● WORK TO BE COMPLETED: Give the data below again exactly as it stands. Omit the pictures.

● INPUT:
========================================================================

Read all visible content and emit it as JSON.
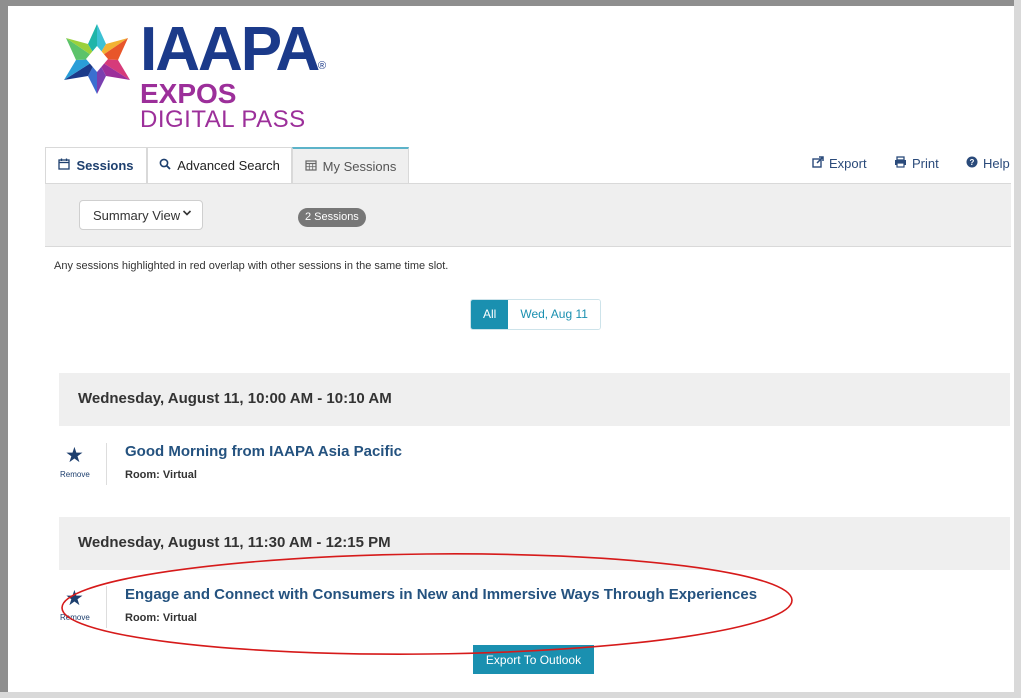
{
  "logo": {
    "word": "IAAPA",
    "registered": "®",
    "line2": "EXPOS",
    "line3": "DIGITAL PASS"
  },
  "tabs": [
    {
      "label": "Sessions",
      "icon": "calendar-outline-icon"
    },
    {
      "label": "Advanced Search",
      "icon": "search-icon"
    },
    {
      "label": "My Sessions",
      "icon": "calendar-grid-icon"
    }
  ],
  "tools": [
    {
      "label": "Export",
      "icon": "share-icon"
    },
    {
      "label": "Print",
      "icon": "print-icon"
    },
    {
      "label": "Help",
      "icon": "question-circle-icon"
    }
  ],
  "toolbar": {
    "view_select": "Summary View",
    "session_count": "2 Sessions"
  },
  "note": "Any sessions highlighted in red overlap with other sessions in the same time slot.",
  "filters": {
    "all": "All",
    "day": "Wed, Aug 11"
  },
  "slots": [
    {
      "title": "Wednesday, August 11, 10:00 AM - 10:10 AM",
      "session": {
        "remove_label": "Remove",
        "title": "Good Morning from IAAPA Asia Pacific",
        "room": "Room: Virtual"
      }
    },
    {
      "title": "Wednesday, August 11, 11:30 AM - 12:15 PM",
      "session": {
        "remove_label": "Remove",
        "title": "Engage and Connect with Consumers in New and Immersive Ways Through Experiences",
        "room": "Room: Virtual"
      }
    }
  ],
  "export_outlook": "Export To Outlook",
  "colors": {
    "brand_navy": "#1b3a8a",
    "brand_purple": "#9c2f9a",
    "accent_teal": "#1a90b0",
    "annotation_red": "#d61a1a"
  }
}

========================================================================

● FULL OUTPUT:
Read all visible content and emit it as JSON.
{
  "logo": {
    "word": "IAAPA",
    "registered": "®",
    "line2": "EXPOS",
    "line3": "DIGITAL PASS"
  },
  "tabs": [
    {
      "label": "Sessions",
      "icon": "calendar-outline-icon"
    },
    {
      "label": "Advanced Search",
      "icon": "search-icon"
    },
    {
      "label": "My Sessions",
      "icon": "calendar-grid-icon"
    }
  ],
  "tools": [
    {
      "label": "Export",
      "icon": "share-icon"
    },
    {
      "label": "Print",
      "icon": "print-icon"
    },
    {
      "label": "Help",
      "icon": "question-circle-icon"
    }
  ],
  "toolbar": {
    "view_select": "Summary View",
    "session_count": "2 Sessions"
  },
  "note": "Any sessions highlighted in red overlap with other sessions in the same time slot.",
  "filters": {
    "all": "All",
    "day": "Wed, Aug 11"
  },
  "slots": [
    {
      "title": "Wednesday, August 11, 10:00 AM - 10:10 AM",
      "session": {
        "remove_label": "Remove",
        "title": "Good Morning from IAAPA Asia Pacific",
        "room": "Room: Virtual"
      }
    },
    {
      "title": "Wednesday, August 11, 11:30 AM - 12:15 PM",
      "session": {
        "remove_label": "Remove",
        "title": "Engage and Connect with Consumers in New and Immersive Ways Through Experiences",
        "room": "Room: Virtual"
      }
    }
  ],
  "export_outlook": "Export To Outlook",
  "colors": {
    "brand_navy": "#1b3a8a",
    "brand_purple": "#9c2f9a",
    "accent_teal": "#1a90b0",
    "annotation_red": "#d61a1a"
  }
}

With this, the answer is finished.